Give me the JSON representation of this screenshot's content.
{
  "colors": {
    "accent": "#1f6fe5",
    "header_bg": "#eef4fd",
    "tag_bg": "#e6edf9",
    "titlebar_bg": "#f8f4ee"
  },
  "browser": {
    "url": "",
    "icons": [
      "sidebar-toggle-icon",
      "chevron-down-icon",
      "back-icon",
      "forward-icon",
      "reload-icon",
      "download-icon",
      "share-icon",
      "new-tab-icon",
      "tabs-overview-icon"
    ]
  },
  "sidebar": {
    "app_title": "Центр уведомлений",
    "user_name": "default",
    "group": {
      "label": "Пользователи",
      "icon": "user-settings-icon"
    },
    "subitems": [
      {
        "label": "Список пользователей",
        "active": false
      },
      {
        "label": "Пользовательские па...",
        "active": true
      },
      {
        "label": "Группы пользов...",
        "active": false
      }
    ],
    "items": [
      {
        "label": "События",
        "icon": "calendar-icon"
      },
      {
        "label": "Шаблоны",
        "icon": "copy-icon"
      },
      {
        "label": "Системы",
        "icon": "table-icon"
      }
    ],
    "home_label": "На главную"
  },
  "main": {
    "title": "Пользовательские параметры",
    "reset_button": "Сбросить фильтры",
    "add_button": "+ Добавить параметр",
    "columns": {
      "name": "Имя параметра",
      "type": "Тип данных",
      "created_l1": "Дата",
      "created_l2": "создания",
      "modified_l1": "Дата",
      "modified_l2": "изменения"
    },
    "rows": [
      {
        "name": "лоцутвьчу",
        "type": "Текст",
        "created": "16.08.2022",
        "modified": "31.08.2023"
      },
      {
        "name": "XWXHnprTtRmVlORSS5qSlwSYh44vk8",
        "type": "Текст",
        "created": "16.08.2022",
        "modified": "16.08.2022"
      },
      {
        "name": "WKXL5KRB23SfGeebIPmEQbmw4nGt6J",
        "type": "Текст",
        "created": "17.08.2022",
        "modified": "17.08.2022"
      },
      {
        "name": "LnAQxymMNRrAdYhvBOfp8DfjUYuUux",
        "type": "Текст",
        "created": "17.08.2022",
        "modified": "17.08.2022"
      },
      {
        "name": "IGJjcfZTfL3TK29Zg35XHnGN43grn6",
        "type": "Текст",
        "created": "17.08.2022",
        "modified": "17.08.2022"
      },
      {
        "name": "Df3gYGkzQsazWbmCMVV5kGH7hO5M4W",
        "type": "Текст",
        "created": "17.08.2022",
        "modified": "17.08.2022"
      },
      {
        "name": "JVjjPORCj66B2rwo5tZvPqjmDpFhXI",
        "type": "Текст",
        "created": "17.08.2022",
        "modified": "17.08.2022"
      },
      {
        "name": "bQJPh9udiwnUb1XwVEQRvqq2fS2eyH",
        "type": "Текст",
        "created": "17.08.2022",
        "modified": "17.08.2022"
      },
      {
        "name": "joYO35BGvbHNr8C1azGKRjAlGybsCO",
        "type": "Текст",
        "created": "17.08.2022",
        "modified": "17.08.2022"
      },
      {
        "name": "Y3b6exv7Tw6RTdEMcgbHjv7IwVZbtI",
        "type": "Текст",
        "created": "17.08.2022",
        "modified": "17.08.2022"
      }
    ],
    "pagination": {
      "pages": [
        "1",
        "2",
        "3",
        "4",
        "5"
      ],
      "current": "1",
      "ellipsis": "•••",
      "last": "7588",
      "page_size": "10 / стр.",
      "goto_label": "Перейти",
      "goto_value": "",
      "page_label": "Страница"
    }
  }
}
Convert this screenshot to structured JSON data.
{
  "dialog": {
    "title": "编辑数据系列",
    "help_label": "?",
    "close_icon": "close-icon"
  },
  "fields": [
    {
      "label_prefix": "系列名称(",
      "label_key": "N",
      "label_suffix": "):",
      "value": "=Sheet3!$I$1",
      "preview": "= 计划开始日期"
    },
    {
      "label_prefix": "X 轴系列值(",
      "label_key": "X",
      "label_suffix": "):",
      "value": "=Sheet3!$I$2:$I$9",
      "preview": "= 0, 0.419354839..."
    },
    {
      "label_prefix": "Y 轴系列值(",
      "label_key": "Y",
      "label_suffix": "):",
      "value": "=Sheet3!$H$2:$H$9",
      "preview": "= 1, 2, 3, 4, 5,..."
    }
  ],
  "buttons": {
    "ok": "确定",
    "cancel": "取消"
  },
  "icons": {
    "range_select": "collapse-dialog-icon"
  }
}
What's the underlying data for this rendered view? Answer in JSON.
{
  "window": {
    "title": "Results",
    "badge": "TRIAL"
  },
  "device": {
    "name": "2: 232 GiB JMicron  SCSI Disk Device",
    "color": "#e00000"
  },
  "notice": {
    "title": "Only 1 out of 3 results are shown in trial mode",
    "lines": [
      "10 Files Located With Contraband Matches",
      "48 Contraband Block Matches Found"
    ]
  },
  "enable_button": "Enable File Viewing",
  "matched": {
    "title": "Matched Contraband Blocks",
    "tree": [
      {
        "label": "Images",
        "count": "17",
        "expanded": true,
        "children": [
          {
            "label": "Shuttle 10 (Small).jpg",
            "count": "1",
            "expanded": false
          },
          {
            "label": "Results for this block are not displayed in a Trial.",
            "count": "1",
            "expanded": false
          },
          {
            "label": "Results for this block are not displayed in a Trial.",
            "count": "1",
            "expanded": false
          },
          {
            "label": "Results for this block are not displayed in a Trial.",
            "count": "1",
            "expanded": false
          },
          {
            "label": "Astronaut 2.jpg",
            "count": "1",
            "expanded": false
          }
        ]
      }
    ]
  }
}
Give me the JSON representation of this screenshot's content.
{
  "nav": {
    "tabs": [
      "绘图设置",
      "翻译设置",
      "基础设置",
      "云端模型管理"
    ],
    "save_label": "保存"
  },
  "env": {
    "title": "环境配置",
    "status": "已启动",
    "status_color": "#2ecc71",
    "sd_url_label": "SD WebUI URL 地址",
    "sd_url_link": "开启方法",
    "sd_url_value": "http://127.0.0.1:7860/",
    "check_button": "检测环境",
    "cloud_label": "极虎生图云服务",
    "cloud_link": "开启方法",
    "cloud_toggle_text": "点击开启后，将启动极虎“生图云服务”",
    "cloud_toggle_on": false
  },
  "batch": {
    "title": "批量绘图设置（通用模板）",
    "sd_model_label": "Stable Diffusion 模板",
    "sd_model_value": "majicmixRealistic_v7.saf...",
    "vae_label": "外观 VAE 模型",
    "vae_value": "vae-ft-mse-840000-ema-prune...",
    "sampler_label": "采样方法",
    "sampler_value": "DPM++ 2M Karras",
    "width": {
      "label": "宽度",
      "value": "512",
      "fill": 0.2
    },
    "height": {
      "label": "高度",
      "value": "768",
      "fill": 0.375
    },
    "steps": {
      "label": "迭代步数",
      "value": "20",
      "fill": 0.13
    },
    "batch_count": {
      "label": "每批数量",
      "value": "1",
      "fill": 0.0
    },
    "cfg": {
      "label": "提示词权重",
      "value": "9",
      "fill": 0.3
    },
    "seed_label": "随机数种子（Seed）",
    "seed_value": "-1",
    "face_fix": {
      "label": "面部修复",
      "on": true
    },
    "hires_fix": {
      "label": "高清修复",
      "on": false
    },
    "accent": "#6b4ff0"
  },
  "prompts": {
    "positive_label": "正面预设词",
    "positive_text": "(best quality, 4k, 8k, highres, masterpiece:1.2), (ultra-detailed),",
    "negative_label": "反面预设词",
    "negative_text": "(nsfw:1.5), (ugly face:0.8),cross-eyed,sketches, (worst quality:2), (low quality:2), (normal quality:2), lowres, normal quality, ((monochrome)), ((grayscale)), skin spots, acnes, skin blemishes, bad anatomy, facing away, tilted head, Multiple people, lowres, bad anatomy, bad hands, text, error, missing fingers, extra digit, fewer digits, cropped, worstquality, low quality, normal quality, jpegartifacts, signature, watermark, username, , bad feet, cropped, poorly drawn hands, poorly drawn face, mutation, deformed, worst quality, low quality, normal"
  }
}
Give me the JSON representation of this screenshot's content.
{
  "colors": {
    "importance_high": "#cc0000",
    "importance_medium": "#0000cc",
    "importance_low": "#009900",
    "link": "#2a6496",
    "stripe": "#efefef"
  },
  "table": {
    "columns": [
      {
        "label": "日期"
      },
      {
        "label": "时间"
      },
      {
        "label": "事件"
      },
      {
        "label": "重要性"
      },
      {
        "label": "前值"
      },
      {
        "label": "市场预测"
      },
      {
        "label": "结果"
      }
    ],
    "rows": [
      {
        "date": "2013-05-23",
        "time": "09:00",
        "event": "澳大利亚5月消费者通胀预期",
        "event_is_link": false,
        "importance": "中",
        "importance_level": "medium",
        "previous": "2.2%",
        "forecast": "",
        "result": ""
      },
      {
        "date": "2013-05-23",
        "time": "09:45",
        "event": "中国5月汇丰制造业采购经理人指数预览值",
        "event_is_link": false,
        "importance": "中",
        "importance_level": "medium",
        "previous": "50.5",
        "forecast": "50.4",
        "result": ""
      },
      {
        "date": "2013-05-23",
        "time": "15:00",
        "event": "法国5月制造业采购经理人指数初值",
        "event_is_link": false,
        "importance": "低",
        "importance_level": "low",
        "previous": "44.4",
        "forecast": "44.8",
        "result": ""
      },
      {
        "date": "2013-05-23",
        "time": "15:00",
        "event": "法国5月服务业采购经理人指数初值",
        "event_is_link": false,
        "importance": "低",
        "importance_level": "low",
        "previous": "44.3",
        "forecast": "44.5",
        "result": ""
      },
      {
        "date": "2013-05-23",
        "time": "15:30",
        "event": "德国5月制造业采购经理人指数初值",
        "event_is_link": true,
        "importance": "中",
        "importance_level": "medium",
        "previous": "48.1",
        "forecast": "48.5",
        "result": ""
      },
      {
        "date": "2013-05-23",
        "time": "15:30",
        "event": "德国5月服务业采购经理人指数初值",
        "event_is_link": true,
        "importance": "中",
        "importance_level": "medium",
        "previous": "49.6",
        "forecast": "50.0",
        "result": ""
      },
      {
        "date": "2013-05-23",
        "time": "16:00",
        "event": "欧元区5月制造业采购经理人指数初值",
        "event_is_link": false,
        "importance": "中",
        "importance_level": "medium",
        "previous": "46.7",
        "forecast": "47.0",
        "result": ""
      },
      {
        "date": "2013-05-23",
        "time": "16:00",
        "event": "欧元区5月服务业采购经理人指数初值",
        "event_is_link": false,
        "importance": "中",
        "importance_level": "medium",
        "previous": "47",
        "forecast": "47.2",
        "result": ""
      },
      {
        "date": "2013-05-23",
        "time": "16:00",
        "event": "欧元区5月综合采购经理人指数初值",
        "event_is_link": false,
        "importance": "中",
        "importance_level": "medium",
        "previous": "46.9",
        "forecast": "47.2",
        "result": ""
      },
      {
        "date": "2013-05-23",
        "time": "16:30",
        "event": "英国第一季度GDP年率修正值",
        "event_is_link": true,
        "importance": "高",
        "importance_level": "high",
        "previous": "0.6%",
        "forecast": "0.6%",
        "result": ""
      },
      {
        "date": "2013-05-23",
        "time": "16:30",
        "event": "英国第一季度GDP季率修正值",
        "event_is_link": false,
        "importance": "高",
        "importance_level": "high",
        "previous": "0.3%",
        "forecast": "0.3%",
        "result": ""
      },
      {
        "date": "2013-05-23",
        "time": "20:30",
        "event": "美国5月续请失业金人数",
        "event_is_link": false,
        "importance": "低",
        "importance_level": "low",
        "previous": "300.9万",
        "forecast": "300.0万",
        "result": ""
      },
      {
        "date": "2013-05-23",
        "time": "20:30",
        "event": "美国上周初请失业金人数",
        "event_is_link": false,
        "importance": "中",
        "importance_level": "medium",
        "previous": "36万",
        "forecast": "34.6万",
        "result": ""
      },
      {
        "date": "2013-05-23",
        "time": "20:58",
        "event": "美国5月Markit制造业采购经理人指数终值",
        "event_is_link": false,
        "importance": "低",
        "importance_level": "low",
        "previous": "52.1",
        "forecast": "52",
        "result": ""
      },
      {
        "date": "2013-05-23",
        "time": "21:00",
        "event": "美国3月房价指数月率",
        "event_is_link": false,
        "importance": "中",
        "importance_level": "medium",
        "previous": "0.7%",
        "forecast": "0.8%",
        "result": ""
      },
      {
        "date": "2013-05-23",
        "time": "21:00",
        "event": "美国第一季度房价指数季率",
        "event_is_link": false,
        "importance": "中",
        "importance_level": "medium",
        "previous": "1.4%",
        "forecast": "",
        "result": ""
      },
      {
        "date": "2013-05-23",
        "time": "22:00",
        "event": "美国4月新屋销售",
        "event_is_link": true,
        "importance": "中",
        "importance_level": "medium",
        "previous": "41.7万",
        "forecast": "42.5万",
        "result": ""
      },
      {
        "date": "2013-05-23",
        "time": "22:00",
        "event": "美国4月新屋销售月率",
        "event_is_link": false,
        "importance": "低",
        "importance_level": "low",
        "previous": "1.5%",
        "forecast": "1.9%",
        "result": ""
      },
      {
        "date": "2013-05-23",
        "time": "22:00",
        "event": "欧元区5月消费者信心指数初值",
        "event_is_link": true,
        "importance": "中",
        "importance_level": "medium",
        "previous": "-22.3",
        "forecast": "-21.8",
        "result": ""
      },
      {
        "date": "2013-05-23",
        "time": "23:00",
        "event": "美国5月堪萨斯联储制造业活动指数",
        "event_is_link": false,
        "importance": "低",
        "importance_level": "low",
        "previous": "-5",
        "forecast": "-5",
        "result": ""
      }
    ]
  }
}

================================

**Problem requirements:**
Count the lines in the entries that hold the word "fill", and give nothing but the total.

**Full answer:**
5